Goal of the exercise: Check each line of the records below and collect those holding "Applications".

Record set:
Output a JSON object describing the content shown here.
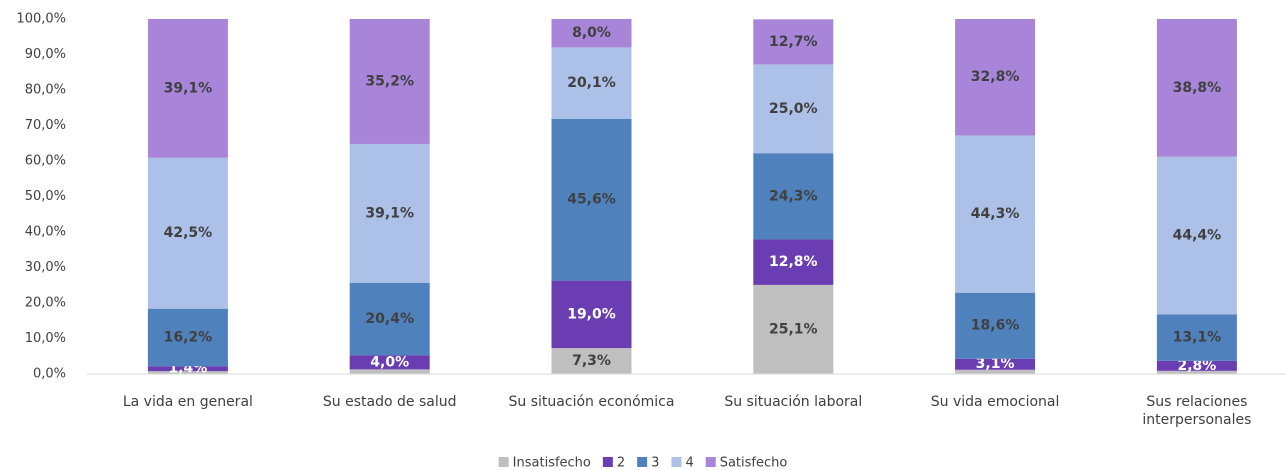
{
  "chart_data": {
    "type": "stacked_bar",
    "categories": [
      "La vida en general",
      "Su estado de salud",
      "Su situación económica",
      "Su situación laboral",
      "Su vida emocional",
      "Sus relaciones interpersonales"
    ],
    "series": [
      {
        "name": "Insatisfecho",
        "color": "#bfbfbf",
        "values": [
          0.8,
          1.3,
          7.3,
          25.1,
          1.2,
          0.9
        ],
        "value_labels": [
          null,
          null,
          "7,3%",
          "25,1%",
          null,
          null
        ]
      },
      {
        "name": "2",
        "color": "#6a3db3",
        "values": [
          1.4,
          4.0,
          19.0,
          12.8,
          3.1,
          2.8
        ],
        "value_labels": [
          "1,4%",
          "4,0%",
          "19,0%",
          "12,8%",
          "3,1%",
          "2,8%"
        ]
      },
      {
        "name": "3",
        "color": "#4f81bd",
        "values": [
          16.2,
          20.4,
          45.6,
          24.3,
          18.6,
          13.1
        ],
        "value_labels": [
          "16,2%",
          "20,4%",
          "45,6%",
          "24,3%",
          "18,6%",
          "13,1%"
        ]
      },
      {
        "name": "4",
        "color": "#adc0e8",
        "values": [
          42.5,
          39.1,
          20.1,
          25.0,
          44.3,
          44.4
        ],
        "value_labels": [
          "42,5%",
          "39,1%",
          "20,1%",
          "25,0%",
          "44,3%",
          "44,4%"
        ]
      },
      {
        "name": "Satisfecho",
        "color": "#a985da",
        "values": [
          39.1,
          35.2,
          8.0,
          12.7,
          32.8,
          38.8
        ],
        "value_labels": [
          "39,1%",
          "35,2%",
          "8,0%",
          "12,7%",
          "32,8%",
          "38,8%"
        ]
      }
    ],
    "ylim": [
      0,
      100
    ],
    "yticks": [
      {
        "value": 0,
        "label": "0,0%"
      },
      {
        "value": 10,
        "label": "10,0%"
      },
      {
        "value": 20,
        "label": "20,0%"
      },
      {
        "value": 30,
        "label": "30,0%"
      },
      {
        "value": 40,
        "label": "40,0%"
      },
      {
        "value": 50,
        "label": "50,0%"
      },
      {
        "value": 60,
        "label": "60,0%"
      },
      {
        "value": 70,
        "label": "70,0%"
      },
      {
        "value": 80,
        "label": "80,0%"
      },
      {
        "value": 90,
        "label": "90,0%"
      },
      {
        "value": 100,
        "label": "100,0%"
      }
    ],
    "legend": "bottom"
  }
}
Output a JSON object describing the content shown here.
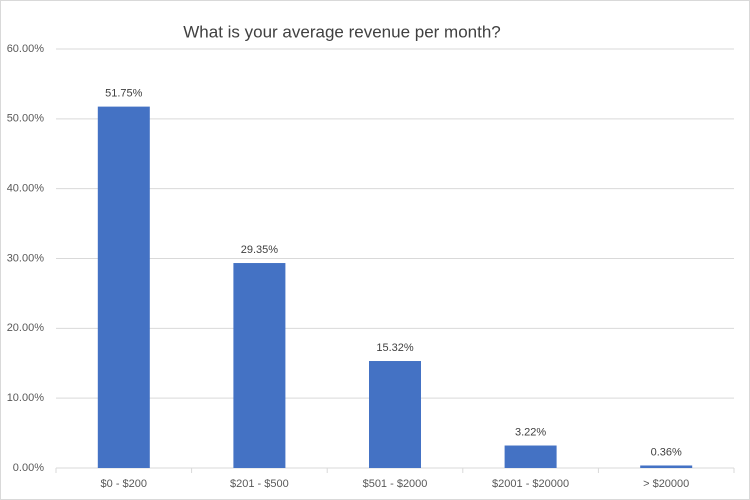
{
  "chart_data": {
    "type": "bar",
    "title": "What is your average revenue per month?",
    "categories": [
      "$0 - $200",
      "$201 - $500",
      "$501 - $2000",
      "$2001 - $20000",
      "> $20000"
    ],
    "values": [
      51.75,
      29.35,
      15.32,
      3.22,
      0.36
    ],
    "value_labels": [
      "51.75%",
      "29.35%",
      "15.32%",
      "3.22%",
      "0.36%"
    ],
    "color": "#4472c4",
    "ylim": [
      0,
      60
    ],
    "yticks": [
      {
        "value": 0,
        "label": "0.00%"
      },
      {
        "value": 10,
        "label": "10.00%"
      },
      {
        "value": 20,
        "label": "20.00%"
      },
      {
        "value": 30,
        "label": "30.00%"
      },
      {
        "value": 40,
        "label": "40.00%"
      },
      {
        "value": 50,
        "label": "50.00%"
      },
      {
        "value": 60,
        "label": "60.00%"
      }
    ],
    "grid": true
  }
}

---

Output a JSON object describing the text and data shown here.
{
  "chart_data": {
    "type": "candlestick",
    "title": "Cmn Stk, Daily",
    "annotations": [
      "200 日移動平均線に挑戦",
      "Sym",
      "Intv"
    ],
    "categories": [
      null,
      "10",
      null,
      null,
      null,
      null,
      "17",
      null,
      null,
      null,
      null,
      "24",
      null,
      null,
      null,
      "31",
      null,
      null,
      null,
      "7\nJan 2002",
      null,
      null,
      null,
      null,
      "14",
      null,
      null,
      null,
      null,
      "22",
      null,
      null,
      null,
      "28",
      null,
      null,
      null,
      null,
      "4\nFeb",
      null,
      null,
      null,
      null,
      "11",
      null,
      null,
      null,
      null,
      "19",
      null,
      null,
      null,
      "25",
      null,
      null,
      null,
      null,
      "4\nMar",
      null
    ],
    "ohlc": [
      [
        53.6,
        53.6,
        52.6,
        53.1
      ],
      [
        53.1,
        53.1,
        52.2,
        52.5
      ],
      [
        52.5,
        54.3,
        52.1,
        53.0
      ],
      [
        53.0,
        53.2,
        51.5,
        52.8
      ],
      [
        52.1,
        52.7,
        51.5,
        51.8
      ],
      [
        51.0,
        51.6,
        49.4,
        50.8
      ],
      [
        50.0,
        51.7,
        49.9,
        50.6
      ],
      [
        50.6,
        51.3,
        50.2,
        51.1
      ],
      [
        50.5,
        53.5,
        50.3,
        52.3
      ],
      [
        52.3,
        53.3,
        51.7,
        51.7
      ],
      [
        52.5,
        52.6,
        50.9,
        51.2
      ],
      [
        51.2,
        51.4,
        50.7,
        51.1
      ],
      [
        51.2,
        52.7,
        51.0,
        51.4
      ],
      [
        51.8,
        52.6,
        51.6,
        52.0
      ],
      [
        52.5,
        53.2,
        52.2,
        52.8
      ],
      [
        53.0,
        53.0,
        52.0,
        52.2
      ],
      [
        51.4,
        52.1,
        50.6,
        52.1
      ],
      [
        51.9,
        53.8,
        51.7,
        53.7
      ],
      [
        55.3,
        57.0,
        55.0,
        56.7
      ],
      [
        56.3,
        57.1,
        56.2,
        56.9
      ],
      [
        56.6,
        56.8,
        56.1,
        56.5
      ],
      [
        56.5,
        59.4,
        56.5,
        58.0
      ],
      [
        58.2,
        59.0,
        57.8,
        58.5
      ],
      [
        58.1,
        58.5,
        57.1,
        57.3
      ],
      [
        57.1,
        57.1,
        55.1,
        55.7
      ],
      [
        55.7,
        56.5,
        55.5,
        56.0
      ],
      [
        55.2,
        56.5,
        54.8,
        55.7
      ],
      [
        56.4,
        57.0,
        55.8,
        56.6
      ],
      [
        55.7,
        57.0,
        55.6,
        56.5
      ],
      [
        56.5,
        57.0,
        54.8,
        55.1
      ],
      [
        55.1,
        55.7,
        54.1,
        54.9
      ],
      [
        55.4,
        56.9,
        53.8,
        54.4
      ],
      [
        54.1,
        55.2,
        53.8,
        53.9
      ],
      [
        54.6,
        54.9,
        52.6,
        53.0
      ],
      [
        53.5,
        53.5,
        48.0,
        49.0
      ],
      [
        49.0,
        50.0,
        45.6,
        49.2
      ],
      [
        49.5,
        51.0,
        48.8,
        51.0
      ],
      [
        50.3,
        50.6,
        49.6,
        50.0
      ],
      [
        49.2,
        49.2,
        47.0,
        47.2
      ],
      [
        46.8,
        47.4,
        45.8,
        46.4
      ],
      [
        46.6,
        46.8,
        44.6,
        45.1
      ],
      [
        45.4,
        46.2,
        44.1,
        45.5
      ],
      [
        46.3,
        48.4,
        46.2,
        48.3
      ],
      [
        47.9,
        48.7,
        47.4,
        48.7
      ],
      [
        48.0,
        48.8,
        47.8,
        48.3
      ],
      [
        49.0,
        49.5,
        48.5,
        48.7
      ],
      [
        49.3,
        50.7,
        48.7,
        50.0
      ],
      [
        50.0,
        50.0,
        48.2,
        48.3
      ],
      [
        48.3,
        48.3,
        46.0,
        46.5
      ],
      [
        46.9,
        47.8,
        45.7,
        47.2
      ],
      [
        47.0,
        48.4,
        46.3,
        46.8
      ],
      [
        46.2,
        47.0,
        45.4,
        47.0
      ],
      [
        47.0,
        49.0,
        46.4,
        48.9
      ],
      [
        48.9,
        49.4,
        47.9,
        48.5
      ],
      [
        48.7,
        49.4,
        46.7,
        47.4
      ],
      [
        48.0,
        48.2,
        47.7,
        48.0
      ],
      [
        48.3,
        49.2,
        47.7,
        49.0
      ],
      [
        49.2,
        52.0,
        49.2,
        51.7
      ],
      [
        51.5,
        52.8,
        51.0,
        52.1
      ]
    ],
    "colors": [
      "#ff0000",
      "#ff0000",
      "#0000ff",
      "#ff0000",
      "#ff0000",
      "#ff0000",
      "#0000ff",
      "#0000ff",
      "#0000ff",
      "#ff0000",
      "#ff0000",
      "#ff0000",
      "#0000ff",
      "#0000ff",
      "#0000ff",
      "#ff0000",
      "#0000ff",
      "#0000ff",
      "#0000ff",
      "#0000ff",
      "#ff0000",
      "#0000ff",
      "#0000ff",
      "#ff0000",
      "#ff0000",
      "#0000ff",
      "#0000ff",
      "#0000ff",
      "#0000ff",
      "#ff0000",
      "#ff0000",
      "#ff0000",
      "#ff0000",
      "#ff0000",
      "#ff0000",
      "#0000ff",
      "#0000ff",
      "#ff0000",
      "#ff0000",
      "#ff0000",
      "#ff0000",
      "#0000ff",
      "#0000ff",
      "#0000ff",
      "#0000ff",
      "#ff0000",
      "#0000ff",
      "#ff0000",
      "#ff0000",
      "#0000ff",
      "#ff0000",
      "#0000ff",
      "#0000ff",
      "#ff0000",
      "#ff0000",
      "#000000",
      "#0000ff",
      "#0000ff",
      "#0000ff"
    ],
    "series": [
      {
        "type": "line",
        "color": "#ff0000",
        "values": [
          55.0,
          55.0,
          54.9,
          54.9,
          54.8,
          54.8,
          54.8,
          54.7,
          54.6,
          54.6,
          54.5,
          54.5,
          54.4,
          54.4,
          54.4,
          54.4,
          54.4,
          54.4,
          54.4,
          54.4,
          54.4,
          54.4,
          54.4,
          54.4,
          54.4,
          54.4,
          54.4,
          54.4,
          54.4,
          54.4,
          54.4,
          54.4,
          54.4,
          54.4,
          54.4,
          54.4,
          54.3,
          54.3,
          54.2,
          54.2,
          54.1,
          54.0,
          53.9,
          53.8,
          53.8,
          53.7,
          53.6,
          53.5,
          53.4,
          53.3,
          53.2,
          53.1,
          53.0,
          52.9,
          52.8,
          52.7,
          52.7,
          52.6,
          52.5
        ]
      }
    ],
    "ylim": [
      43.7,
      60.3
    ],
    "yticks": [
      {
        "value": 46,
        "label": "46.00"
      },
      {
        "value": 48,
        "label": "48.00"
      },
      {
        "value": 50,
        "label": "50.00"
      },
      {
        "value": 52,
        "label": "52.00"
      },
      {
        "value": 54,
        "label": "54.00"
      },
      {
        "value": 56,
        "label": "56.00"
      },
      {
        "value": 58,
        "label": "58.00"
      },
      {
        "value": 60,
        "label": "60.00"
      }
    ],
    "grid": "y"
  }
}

---

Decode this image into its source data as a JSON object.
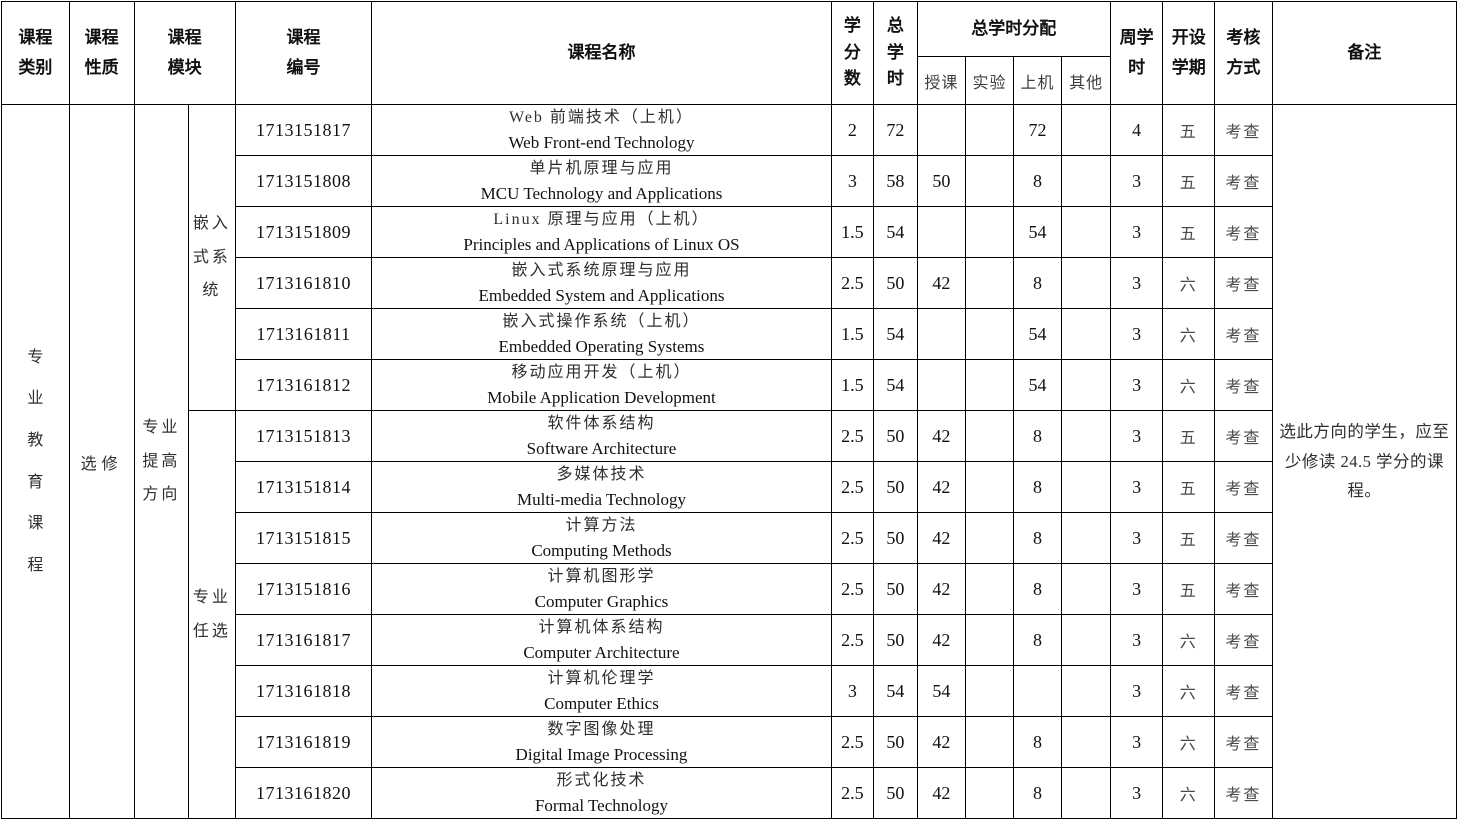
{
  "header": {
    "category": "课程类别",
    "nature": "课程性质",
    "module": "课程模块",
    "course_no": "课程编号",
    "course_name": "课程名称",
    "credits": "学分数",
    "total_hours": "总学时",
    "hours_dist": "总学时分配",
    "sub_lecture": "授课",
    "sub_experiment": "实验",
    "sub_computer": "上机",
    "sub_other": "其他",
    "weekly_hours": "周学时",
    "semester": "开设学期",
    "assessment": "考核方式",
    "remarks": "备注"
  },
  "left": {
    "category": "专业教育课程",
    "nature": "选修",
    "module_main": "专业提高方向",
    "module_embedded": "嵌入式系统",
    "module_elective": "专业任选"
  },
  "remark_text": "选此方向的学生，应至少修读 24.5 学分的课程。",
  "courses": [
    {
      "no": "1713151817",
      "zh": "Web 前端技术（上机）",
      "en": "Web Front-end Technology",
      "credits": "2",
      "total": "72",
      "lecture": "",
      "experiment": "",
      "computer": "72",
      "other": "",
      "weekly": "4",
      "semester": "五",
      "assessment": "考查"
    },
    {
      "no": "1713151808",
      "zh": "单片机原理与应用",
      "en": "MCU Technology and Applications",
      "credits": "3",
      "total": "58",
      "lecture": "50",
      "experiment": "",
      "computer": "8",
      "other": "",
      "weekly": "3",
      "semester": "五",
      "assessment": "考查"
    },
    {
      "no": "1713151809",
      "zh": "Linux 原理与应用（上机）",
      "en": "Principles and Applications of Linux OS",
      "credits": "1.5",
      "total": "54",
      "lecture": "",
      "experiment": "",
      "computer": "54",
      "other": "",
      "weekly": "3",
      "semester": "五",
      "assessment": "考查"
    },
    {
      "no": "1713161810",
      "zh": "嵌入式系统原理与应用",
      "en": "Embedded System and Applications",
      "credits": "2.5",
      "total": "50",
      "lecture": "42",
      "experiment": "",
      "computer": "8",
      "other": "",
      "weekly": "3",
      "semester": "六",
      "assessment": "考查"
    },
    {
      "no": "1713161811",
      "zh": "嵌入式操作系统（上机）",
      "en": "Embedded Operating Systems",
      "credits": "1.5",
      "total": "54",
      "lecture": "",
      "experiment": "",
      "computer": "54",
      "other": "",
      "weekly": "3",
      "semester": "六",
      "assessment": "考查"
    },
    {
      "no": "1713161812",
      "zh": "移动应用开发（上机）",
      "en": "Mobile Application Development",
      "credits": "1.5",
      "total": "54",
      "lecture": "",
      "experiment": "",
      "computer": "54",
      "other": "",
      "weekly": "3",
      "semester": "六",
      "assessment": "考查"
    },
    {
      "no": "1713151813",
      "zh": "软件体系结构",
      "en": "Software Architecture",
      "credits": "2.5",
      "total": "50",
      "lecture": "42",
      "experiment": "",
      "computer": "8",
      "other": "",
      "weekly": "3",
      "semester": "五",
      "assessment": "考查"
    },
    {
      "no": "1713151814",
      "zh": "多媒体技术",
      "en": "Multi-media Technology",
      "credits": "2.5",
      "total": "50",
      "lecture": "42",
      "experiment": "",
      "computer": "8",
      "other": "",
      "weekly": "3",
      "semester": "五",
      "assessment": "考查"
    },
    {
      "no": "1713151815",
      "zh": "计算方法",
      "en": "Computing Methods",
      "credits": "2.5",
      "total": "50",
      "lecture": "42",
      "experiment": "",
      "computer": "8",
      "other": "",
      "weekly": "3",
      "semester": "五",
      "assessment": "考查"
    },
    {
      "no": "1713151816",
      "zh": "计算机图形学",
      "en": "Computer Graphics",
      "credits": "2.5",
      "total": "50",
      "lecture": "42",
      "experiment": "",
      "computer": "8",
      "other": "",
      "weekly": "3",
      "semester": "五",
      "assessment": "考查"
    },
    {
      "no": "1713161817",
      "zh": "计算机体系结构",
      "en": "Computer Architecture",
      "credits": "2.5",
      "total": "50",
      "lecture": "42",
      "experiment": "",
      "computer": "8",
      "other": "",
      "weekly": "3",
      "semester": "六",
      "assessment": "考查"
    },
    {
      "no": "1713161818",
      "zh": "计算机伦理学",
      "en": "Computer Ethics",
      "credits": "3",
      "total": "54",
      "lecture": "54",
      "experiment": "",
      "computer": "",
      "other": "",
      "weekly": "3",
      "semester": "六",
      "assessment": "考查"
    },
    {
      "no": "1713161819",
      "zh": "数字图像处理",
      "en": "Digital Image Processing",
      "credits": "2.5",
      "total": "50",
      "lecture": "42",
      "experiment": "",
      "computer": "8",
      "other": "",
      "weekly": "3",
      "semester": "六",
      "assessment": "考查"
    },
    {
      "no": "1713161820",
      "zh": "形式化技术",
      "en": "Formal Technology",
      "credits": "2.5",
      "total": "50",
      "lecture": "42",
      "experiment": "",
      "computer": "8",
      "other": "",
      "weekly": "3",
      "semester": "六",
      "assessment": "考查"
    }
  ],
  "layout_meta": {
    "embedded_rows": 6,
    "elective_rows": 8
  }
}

Solution to this task:
      "en": "MCU Technology and Applications",
      "en": "Principles and Applications of Linux OS",
      "en": "Embedded System and Applications",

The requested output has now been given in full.